- [To do]: Output every line of the material below verbatim and in the same order.

- [Supplied information]:
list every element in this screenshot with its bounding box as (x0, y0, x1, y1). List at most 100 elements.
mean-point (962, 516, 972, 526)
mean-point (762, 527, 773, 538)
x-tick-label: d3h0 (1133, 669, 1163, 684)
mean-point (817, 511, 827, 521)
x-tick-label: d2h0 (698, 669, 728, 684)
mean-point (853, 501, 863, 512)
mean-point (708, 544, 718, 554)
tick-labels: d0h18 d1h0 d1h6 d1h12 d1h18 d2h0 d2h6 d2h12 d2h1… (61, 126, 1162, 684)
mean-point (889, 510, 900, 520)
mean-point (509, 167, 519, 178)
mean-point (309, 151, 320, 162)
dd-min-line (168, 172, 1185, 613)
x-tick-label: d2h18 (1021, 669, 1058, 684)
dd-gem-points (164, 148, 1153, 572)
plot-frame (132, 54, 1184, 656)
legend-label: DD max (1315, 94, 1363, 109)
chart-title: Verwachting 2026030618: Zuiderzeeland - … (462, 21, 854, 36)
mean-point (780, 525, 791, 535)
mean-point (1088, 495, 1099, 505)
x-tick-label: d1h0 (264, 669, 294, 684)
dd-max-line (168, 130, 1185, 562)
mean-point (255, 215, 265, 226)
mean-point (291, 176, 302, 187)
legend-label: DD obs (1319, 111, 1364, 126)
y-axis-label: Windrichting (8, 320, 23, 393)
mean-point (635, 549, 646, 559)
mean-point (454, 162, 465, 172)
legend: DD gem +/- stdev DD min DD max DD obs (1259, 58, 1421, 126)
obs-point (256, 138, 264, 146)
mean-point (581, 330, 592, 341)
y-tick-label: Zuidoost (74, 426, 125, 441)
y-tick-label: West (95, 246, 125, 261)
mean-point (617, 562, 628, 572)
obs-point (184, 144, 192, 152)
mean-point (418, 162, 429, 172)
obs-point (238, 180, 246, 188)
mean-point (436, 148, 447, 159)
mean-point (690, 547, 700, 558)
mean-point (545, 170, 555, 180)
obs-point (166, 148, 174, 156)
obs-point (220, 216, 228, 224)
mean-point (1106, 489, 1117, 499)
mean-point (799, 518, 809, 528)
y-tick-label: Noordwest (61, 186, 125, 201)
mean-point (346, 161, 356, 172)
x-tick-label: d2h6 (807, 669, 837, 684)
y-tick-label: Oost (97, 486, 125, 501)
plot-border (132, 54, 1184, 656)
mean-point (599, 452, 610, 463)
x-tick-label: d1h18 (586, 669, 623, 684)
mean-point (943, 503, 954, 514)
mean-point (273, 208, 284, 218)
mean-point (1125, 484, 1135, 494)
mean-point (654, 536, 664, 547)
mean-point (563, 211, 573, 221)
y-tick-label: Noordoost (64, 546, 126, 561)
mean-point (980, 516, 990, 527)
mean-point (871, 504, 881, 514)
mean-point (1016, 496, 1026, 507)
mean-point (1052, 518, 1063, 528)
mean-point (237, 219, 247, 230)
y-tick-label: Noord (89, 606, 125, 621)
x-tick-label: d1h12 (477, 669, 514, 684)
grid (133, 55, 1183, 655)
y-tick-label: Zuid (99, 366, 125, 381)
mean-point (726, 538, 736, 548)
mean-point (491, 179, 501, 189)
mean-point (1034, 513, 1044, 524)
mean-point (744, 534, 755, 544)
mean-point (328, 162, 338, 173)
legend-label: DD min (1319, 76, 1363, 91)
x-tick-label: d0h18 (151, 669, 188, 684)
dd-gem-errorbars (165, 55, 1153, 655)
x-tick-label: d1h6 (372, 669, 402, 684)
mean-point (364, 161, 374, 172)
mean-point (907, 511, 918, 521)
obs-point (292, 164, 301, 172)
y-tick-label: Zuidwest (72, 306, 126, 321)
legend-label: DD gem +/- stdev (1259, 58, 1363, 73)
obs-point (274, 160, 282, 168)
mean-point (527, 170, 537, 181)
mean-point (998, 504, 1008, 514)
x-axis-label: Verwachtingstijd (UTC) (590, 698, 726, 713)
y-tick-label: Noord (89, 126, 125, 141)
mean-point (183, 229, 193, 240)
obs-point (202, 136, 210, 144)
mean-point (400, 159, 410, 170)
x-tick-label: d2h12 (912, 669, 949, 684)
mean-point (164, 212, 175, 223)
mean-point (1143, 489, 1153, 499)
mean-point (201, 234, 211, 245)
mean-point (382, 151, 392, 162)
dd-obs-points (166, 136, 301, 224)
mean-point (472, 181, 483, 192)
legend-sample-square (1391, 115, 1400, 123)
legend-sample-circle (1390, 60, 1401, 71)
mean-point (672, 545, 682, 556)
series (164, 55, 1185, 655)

- [Exercise output]:
list every element in this screenshot with its bounding box as (x0, y0, x1, y1). List at most 100 elements.
mean-point (962, 516, 972, 526)
mean-point (762, 527, 773, 538)
x-tick-label: d3h0 (1133, 669, 1163, 684)
mean-point (817, 511, 827, 521)
x-tick-label: d2h0 (698, 669, 728, 684)
mean-point (853, 501, 863, 512)
mean-point (708, 544, 718, 554)
tick-labels: d0h18 d1h0 d1h6 d1h12 d1h18 d2h0 d2h6 d2h12 d2h1… (61, 126, 1162, 684)
mean-point (889, 510, 900, 520)
mean-point (509, 167, 519, 178)
mean-point (309, 151, 320, 162)
dd-min-line (168, 172, 1185, 613)
x-tick-label: d2h18 (1021, 669, 1058, 684)
dd-gem-points (164, 148, 1153, 572)
plot-frame (132, 54, 1184, 656)
legend-label: DD max (1315, 94, 1363, 109)
chart-title: Verwachting 2026030618: Zuiderzeeland - … (462, 21, 854, 36)
mean-point (780, 525, 791, 535)
mean-point (1088, 495, 1099, 505)
x-tick-label: d1h0 (264, 669, 294, 684)
dd-max-line (168, 130, 1185, 562)
mean-point (255, 215, 265, 226)
mean-point (291, 176, 302, 187)
legend-label: DD obs (1319, 111, 1364, 126)
y-axis-label: Windrichting (8, 320, 23, 393)
mean-point (635, 549, 646, 559)
mean-point (454, 162, 465, 172)
legend: DD gem +/- stdev DD min DD max DD obs (1259, 58, 1421, 126)
obs-point (256, 138, 264, 146)
mean-point (581, 330, 592, 341)
y-tick-label: Zuidoost (74, 426, 125, 441)
y-tick-label: West (95, 246, 125, 261)
mean-point (617, 562, 628, 572)
obs-point (184, 144, 192, 152)
mean-point (418, 162, 429, 172)
obs-point (238, 180, 246, 188)
mean-point (436, 148, 447, 159)
mean-point (690, 547, 700, 558)
mean-point (545, 170, 555, 180)
obs-point (166, 148, 174, 156)
obs-point (220, 216, 228, 224)
mean-point (1106, 489, 1117, 499)
mean-point (799, 518, 809, 528)
y-tick-label: Noordwest (61, 186, 125, 201)
mean-point (346, 161, 356, 172)
x-tick-label: d2h6 (807, 669, 837, 684)
y-tick-label: Oost (97, 486, 125, 501)
plot-border (132, 54, 1184, 656)
mean-point (599, 452, 610, 463)
x-tick-label: d1h18 (586, 669, 623, 684)
mean-point (943, 503, 954, 514)
mean-point (273, 208, 284, 218)
mean-point (1125, 484, 1135, 494)
mean-point (654, 536, 664, 547)
mean-point (563, 211, 573, 221)
y-tick-label: Noordoost (64, 546, 126, 561)
mean-point (980, 516, 990, 527)
mean-point (871, 504, 881, 514)
mean-point (1016, 496, 1026, 507)
mean-point (1052, 518, 1063, 528)
mean-point (237, 219, 247, 230)
y-tick-label: Noord (89, 606, 125, 621)
x-tick-label: d1h12 (477, 669, 514, 684)
grid (133, 55, 1183, 655)
y-tick-label: Zuid (99, 366, 125, 381)
mean-point (726, 538, 736, 548)
mean-point (491, 179, 501, 189)
mean-point (1034, 513, 1044, 524)
mean-point (744, 534, 755, 544)
mean-point (328, 162, 338, 173)
legend-label: DD min (1319, 76, 1363, 91)
x-tick-label: d0h18 (151, 669, 188, 684)
dd-gem-errorbars (165, 55, 1153, 655)
x-tick-label: d1h6 (372, 669, 402, 684)
mean-point (364, 161, 374, 172)
mean-point (907, 511, 918, 521)
obs-point (292, 164, 301, 172)
y-tick-label: Zuidwest (72, 306, 126, 321)
legend-label: DD gem +/- stdev (1259, 58, 1363, 73)
obs-point (274, 160, 282, 168)
mean-point (527, 170, 537, 181)
mean-point (998, 504, 1008, 514)
x-axis-label: Verwachtingstijd (UTC) (590, 698, 726, 713)
y-tick-label: Noord (89, 126, 125, 141)
mean-point (183, 229, 193, 240)
obs-point (202, 136, 210, 144)
mean-point (400, 159, 410, 170)
x-tick-label: d2h12 (912, 669, 949, 684)
mean-point (164, 212, 175, 223)
mean-point (1143, 489, 1153, 499)
mean-point (201, 234, 211, 245)
mean-point (382, 151, 392, 162)
dd-obs-points (166, 136, 301, 224)
mean-point (472, 181, 483, 192)
legend-sample-square (1391, 115, 1400, 123)
legend-sample-circle (1390, 60, 1401, 71)
mean-point (672, 545, 682, 556)
series (164, 55, 1185, 655)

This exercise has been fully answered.